RECORDS PROVIDED:
——————————

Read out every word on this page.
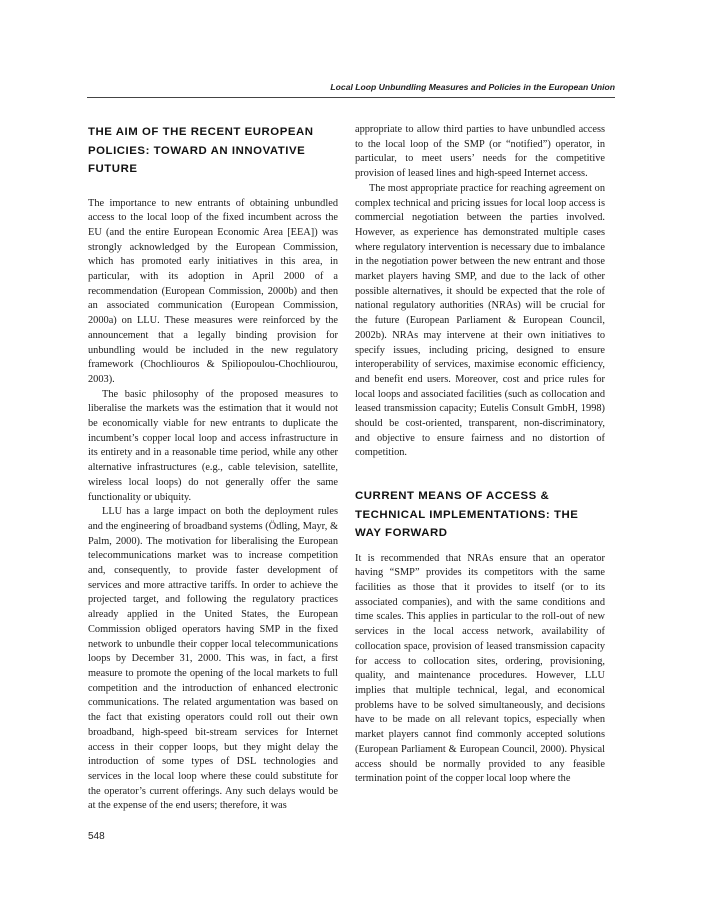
Local Loop Unbundling Measures and Policies in the European Union
THE AIM OF THE RECENT EUROPEAN POLICIES: TOWARD AN INNOVATIVE FUTURE

The importance to new entrants of obtaining unbundled access to the local loop of the fixed incumbent across the EU (and the entire European Economic Area [EEA]) was strongly acknowledged by the European Commission, which has promoted early initiatives in this area, in particular, with its adoption in April 2000 of a recommendation (European Commission, 2000b) and then an associated communication (European Commission, 2000a) on LLU. These measures were reinforced by the announcement that a legally binding provision for unbundling would be included in the new regulatory framework (Chochliouros & Spiliopoulou-Chochliourou, 2003).

The basic philosophy of the proposed measures to liberalise the markets was the estimation that it would not be economically viable for new entrants to duplicate the incumbent’s copper local loop and access infrastructure in its entirety and in a reasonable time period, while any other alternative infrastructures (e.g., cable television, satellite, wireless local loops) do not generally offer the same functionality or ubiquity.

LLU has a large impact on both the deployment rules and the engineering of broadband systems (Ödling, Mayr, & Palm, 2000). The motivation for liberalising the European telecommunications market was to increase competition and, consequently, to provide faster development of services and more attractive tariffs. In order to achieve the projected target, and following the regulatory practices already applied in the United States, the European Commission obliged operators having SMP in the fixed network to unbundle their copper local telecommunications loops by December 31, 2000. This was, in fact, a first measure to promote the opening of the local markets to full competition and the introduction of enhanced electronic communications. The related argumentation was based on the fact that existing operators could roll out their own broadband, high-speed bit-stream services for Internet access in their copper loops, but they might delay the introduction of some types of DSL technologies and services in the local loop where these could substitute for the operator’s current offerings. Any such delays would be at the expense of the end users; therefore, it was

appropriate to allow third parties to have unbundled access to the local loop of the SMP (or “notified”) operator, in particular, to meet users’ needs for the competitive provision of leased lines and high-speed Internet access.

The most appropriate practice for reaching agreement on complex technical and pricing issues for local loop access is commercial negotiation between the parties involved. However, as experience has demonstrated multiple cases where regulatory intervention is necessary due to imbalance in the negotiation power between the new entrant and those market players having SMP, and due to the lack of other possible alternatives, it should be expected that the role of national regulatory authorities (NRAs) will be crucial for the future (European Parliament & European Council, 2002b). NRAs may intervene at their own initiatives to specify issues, including pricing, designed to ensure interoperability of services, maximise economic efficiency, and benefit end users. Moreover, cost and price rules for local loops and associated facilities (such as collocation and leased transmission capacity; Eutelis Consult GmbH, 1998) should be cost-oriented, transparent, non-discriminatory, and objective to ensure fairness and no distortion of competition.

CURRENT MEANS OF ACCESS & TECHNICAL IMPLEMENTATIONS: THE WAY FORWARD

It is recommended that NRAs ensure that an operator having “SMP” provides its competitors with the same facilities as those that it provides to itself (or to its associated companies), and with the same conditions and time scales. This applies in particular to the roll-out of new services in the local access network, availability of collocation space, provision of leased transmission capacity for access to collocation sites, ordering, provisioning, quality, and maintenance procedures. However, LLU implies that multiple technical, legal, and economical problems have to be solved simultaneously, and decisions have to be made on all relevant topics, especially when market players cannot find commonly accepted solutions (European Parliament & European Council, 2000). Physical access should be normally provided to any feasible termination point of the copper local loop where the

548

——————————

WRITTEN TASK:
Leave out the pictures and copy everything else in the records word for word.

EXPECTED ANSWER:
Read out every word on this page.
Local Loop Unbundling Measures and Policies in the European Union
THE AIM OF THE RECENT EUROPEAN POLICIES: TOWARD AN INNOVATIVE FUTURE

The importance to new entrants of obtaining unbundled access to the local loop of the fixed incumbent across the EU (and the entire European Economic Area [EEA]) was strongly acknowledged by the European Commission, which has promoted early initiatives in this area, in particular, with its adoption in April 2000 of a recommendation (European Commission, 2000b) and then an associated communication (European Commission, 2000a) on LLU. These measures were reinforced by the announcement that a legally binding provision for unbundling would be included in the new regulatory framework (Chochliouros & Spiliopoulou-Chochliourou, 2003).

The basic philosophy of the proposed measures to liberalise the markets was the estimation that it would not be economically viable for new entrants to duplicate the incumbent’s copper local loop and access infrastructure in its entirety and in a reasonable time period, while any other alternative infrastructures (e.g., cable television, satellite, wireless local loops) do not generally offer the same functionality or ubiquity.

LLU has a large impact on both the deployment rules and the engineering of broadband systems (Ödling, Mayr, & Palm, 2000). The motivation for liberalising the European telecommunications market was to increase competition and, consequently, to provide faster development of services and more attractive tariffs. In order to achieve the projected target, and following the regulatory practices already applied in the United States, the European Commission obliged operators having SMP in the fixed network to unbundle their copper local telecommunications loops by December 31, 2000. This was, in fact, a first measure to promote the opening of the local markets to full competition and the introduction of enhanced electronic communications. The related argumentation was based on the fact that existing operators could roll out their own broadband, high-speed bit-stream services for Internet access in their copper loops, but they might delay the introduction of some types of DSL technologies and services in the local loop where these could substitute for the operator’s current offerings. Any such delays would be at the expense of the end users; therefore, it was

appropriate to allow third parties to have unbundled access to the local loop of the SMP (or “notified”) operator, in particular, to meet users’ needs for the competitive provision of leased lines and high-speed Internet access.

The most appropriate practice for reaching agreement on complex technical and pricing issues for local loop access is commercial negotiation between the parties involved. However, as experience has demonstrated multiple cases where regulatory intervention is necessary due to imbalance in the negotiation power between the new entrant and those market players having SMP, and due to the lack of other possible alternatives, it should be expected that the role of national regulatory authorities (NRAs) will be crucial for the future (European Parliament & European Council, 2002b). NRAs may intervene at their own initiatives to specify issues, including pricing, designed to ensure interoperability of services, maximise economic efficiency, and benefit end users. Moreover, cost and price rules for local loops and associated facilities (such as collocation and leased transmission capacity; Eutelis Consult GmbH, 1998) should be cost-oriented, transparent, non-discriminatory, and objective to ensure fairness and no distortion of competition.

CURRENT MEANS OF ACCESS & TECHNICAL IMPLEMENTATIONS: THE WAY FORWARD

It is recommended that NRAs ensure that an operator having “SMP” provides its competitors with the same facilities as those that it provides to itself (or to its associated companies), and with the same conditions and time scales. This applies in particular to the roll-out of new services in the local access network, availability of collocation space, provision of leased transmission capacity for access to collocation sites, ordering, provisioning, quality, and maintenance procedures. However, LLU implies that multiple technical, legal, and economical problems have to be solved simultaneously, and decisions have to be made on all relevant topics, especially when market players cannot find commonly accepted solutions (European Parliament & European Council, 2000). Physical access should be normally provided to any feasible termination point of the copper local loop where the

548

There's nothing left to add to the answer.